### YOUR TASK
Reproduce the entries below in full, word for word.

### Data records
· · · · ·
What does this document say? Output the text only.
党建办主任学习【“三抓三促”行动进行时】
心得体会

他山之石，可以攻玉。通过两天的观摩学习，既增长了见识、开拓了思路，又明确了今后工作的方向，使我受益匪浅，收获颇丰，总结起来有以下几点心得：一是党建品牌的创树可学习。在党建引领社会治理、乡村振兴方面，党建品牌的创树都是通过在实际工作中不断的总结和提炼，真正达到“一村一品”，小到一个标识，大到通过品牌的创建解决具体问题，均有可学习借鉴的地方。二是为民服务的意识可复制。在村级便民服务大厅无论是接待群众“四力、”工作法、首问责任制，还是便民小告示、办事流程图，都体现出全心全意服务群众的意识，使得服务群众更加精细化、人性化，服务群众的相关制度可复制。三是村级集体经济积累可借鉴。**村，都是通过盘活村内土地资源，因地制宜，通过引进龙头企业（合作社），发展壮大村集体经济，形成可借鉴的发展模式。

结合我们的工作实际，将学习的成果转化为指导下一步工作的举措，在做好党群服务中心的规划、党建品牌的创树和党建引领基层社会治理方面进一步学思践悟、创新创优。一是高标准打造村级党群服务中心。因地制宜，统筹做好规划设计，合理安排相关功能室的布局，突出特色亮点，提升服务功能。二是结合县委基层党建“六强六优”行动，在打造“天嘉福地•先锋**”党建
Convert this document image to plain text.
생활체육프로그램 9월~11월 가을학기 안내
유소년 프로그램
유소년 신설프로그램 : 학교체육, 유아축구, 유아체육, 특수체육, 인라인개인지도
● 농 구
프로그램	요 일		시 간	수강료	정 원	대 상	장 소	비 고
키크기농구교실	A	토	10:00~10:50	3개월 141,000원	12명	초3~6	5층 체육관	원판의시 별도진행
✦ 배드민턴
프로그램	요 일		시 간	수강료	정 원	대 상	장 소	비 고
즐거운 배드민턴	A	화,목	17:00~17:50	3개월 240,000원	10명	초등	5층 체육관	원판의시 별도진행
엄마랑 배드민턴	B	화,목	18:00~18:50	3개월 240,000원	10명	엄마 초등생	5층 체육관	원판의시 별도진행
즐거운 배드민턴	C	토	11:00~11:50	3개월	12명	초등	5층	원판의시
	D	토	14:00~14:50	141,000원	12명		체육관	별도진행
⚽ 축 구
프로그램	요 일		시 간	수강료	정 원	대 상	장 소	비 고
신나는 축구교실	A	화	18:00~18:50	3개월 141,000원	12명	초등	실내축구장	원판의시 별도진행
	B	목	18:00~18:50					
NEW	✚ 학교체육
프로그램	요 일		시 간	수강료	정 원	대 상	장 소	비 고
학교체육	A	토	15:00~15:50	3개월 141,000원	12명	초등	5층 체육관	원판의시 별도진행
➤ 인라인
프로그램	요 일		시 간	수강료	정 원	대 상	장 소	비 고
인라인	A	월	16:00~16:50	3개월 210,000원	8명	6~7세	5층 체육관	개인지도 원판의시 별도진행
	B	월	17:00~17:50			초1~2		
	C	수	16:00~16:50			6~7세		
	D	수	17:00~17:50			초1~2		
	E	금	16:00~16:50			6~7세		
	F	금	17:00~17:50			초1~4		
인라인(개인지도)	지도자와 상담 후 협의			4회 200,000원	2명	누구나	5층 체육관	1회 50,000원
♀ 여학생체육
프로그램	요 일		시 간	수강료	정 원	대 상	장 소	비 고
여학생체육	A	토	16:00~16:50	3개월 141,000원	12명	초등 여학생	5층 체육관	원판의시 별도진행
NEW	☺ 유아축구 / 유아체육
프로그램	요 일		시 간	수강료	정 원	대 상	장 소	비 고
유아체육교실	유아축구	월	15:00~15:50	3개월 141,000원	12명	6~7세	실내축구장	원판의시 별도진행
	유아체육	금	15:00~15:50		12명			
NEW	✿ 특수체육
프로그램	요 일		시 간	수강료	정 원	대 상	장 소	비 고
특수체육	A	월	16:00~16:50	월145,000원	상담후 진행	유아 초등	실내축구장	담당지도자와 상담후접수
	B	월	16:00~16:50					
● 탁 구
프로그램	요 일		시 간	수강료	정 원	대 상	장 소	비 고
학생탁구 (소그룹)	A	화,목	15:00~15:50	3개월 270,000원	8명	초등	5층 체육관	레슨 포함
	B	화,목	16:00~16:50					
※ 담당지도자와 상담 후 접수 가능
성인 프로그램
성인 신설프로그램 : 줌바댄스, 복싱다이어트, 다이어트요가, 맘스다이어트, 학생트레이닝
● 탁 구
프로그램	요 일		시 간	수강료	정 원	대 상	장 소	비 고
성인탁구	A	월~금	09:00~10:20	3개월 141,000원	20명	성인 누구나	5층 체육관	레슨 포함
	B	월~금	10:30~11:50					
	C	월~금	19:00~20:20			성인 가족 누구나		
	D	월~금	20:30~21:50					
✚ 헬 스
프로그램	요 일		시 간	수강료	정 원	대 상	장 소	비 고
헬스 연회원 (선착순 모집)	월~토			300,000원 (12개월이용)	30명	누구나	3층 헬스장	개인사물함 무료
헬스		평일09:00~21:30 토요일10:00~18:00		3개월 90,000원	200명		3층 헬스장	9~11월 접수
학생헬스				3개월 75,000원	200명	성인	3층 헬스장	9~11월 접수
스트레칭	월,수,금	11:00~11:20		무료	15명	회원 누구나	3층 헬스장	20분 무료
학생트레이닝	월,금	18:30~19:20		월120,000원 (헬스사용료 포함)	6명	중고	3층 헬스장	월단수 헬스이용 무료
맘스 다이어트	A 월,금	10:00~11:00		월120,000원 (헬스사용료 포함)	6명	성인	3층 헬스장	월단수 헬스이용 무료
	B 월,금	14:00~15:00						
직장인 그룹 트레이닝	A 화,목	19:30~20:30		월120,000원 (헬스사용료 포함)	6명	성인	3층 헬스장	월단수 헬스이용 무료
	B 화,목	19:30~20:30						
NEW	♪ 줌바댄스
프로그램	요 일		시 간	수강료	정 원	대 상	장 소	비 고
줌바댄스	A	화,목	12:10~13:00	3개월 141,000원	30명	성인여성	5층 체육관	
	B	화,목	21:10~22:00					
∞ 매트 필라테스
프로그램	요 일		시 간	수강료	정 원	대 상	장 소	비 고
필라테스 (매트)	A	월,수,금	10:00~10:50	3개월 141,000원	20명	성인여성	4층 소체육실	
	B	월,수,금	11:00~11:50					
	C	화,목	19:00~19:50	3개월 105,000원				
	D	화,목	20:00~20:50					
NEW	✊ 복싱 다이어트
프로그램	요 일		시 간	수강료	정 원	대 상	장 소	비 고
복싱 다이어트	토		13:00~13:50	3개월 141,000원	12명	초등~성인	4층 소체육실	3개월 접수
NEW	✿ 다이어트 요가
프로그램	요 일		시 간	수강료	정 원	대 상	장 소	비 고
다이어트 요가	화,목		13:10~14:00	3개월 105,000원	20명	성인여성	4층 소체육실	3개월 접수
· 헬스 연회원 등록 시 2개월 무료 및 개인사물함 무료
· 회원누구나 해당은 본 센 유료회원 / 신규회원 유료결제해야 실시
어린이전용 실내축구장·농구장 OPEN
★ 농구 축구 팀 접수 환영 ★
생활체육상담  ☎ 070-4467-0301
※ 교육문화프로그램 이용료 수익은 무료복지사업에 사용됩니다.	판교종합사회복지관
· · · · ·
### RESPONSE TO THIS TASK
What does this document say? Output the text only.
党建办主任学习【“三抓三促”行动进行时】
心得体会

他山之石，可以攻玉。通过两天的观摩学习，既增长了见识、开拓了思路，又明确了今后工作的方向，使我受益匪浅，收获颇丰，总结起来有以下几点心得：一是党建品牌的创树可学习。在党建引领社会治理、乡村振兴方面，党建品牌的创树都是通过在实际工作中不断的总结和提炼，真正达到“一村一品”，小到一个标识，大到通过品牌的创建解决具体问题，均有可学习借鉴的地方。二是为民服务的意识可复制。在村级便民服务大厅无论是接待群众“四力、”工作法、首问责任制，还是便民小告示、办事流程图，都体现出全心全意服务群众的意识，使得服务群众更加精细化、人性化，服务群众的相关制度可复制。三是村级集体经济积累可借鉴。**村，都是通过盘活村内土地资源，因地制宜，通过引进龙头企业（合作社），发展壮大村集体经济，形成可借鉴的发展模式。

结合我们的工作实际，将学习的成果转化为指导下一步工作的举措，在做好党群服务中心的规划、党建品牌的创树和党建引领基层社会治理方面进一步学思践悟、创新创优。一是高标准打造村级党群服务中心。因地制宜，统筹做好规划设计，合理安排相关功能室的布局，突出特色亮点，提升服务功能。二是结合县委基层党建“六强六优”行动，在打造“天嘉福地•先锋**”党建
Convert this document image to plain text.
생활체육프로그램 9월~11월 가을학기 안내
유소년 프로그램
유소년 신설프로그램 : 학교체육, 유아축구, 유아체육, 특수체육, 인라인개인지도
● 농 구
프로그램	요 일		시 간	수강료	정 원	대 상	장 소	비 고
키크기농구교실	A	토	10:00~10:50	3개월 141,000원	12명	초3~6	5층 체육관	원판의시 별도진행
✦ 배드민턴
프로그램	요 일		시 간	수강료	정 원	대 상	장 소	비 고
즐거운 배드민턴	A	화,목	17:00~17:50	3개월 240,000원	10명	초등	5층 체육관	원판의시 별도진행
엄마랑 배드민턴	B	화,목	18:00~18:50	3개월 240,000원	10명	엄마 초등생	5층 체육관	원판의시 별도진행
즐거운 배드민턴	C	토	11:00~11:50	3개월	12명	초등	5층	원판의시
	D	토	14:00~14:50	141,000원	12명		체육관	별도진행
⚽ 축 구
프로그램	요 일		시 간	수강료	정 원	대 상	장 소	비 고
신나는 축구교실	A	화	18:00~18:50	3개월 141,000원	12명	초등	실내축구장	원판의시 별도진행
	B	목	18:00~18:50					
NEW	✚ 학교체육
프로그램	요 일		시 간	수강료	정 원	대 상	장 소	비 고
학교체육	A	토	15:00~15:50	3개월 141,000원	12명	초등	5층 체육관	원판의시 별도진행
➤ 인라인
프로그램	요 일		시 간	수강료	정 원	대 상	장 소	비 고
인라인	A	월	16:00~16:50	3개월 210,000원	8명	6~7세	5층 체육관	개인지도 원판의시 별도진행
	B	월	17:00~17:50			초1~2		
	C	수	16:00~16:50			6~7세		
	D	수	17:00~17:50			초1~2		
	E	금	16:00~16:50			6~7세		
	F	금	17:00~17:50			초1~4		
인라인(개인지도)	지도자와 상담 후 협의			4회 200,000원	2명	누구나	5층 체육관	1회 50,000원
♀ 여학생체육
프로그램	요 일		시 간	수강료	정 원	대 상	장 소	비 고
여학생체육	A	토	16:00~16:50	3개월 141,000원	12명	초등 여학생	5층 체육관	원판의시 별도진행
NEW	☺ 유아축구 / 유아체육
프로그램	요 일		시 간	수강료	정 원	대 상	장 소	비 고
유아체육교실	유아축구	월	15:00~15:50	3개월 141,000원	12명	6~7세	실내축구장	원판의시 별도진행
	유아체육	금	15:00~15:50		12명			
NEW	✿ 특수체육
프로그램	요 일		시 간	수강료	정 원	대 상	장 소	비 고
특수체육	A	월	16:00~16:50	월145,000원	상담후 진행	유아 초등	실내축구장	담당지도자와 상담후접수
	B	월	16:00~16:50					
● 탁 구
프로그램	요 일		시 간	수강료	정 원	대 상	장 소	비 고
학생탁구 (소그룹)	A	화,목	15:00~15:50	3개월 270,000원	8명	초등	5층 체육관	레슨 포함
	B	화,목	16:00~16:50					
※ 담당지도자와 상담 후 접수 가능
성인 프로그램
성인 신설프로그램 : 줌바댄스, 복싱다이어트, 다이어트요가, 맘스다이어트, 학생트레이닝
● 탁 구
프로그램	요 일		시 간	수강료	정 원	대 상	장 소	비 고
성인탁구	A	월~금	09:00~10:20	3개월 141,000원	20명	성인 누구나	5층 체육관	레슨 포함
	B	월~금	10:30~11:50					
	C	월~금	19:00~20:20			성인 가족 누구나		
	D	월~금	20:30~21:50					
✚ 헬 스
프로그램	요 일		시 간	수강료	정 원	대 상	장 소	비 고
헬스 연회원 (선착순 모집)	월~토			300,000원 (12개월이용)	30명	누구나	3층 헬스장	개인사물함 무료
헬스		평일09:00~21:30 토요일10:00~18:00		3개월 90,000원	200명		3층 헬스장	9~11월 접수
학생헬스				3개월 75,000원	200명	성인	3층 헬스장	9~11월 접수
스트레칭	월,수,금	11:00~11:20		무료	15명	회원 누구나	3층 헬스장	20분 무료
학생트레이닝	월,금	18:30~19:20		월120,000원 (헬스사용료 포함)	6명	중고	3층 헬스장	월단수 헬스이용 무료
맘스 다이어트	A 월,금	10:00~11:00		월120,000원 (헬스사용료 포함)	6명	성인	3층 헬스장	월단수 헬스이용 무료
	B 월,금	14:00~15:00						
직장인 그룹 트레이닝	A 화,목	19:30~20:30		월120,000원 (헬스사용료 포함)	6명	성인	3층 헬스장	월단수 헬스이용 무료
	B 화,목	19:30~20:30						
NEW	♪ 줌바댄스
프로그램	요 일		시 간	수강료	정 원	대 상	장 소	비 고
줌바댄스	A	화,목	12:10~13:00	3개월 141,000원	30명	성인여성	5층 체육관	
	B	화,목	21:10~22:00					
∞ 매트 필라테스
프로그램	요 일		시 간	수강료	정 원	대 상	장 소	비 고
필라테스 (매트)	A	월,수,금	10:00~10:50	3개월 141,000원	20명	성인여성	4층 소체육실	
	B	월,수,금	11:00~11:50					
	C	화,목	19:00~19:50	3개월 105,000원				
	D	화,목	20:00~20:50					
NEW	✊ 복싱 다이어트
프로그램	요 일		시 간	수강료	정 원	대 상	장 소	비 고
복싱 다이어트	토		13:00~13:50	3개월 141,000원	12명	초등~성인	4층 소체육실	3개월 접수
NEW	✿ 다이어트 요가
프로그램	요 일		시 간	수강료	정 원	대 상	장 소	비 고
다이어트 요가	화,목		13:10~14:00	3개월 105,000원	20명	성인여성	4층 소체육실	3개월 접수
· 헬스 연회원 등록 시 2개월 무료 및 개인사물함 무료
· 회원누구나 해당은 본 센 유료회원 / 신규회원 유료결제해야 실시
어린이전용 실내축구장·농구장 OPEN
★ 농구 축구 팀 접수 환영 ★
생활체육상담  ☎ 070-4467-0301
※ 교육문화프로그램 이용료 수익은 무료복지사업에 사용됩니다.	판교종합사회복지관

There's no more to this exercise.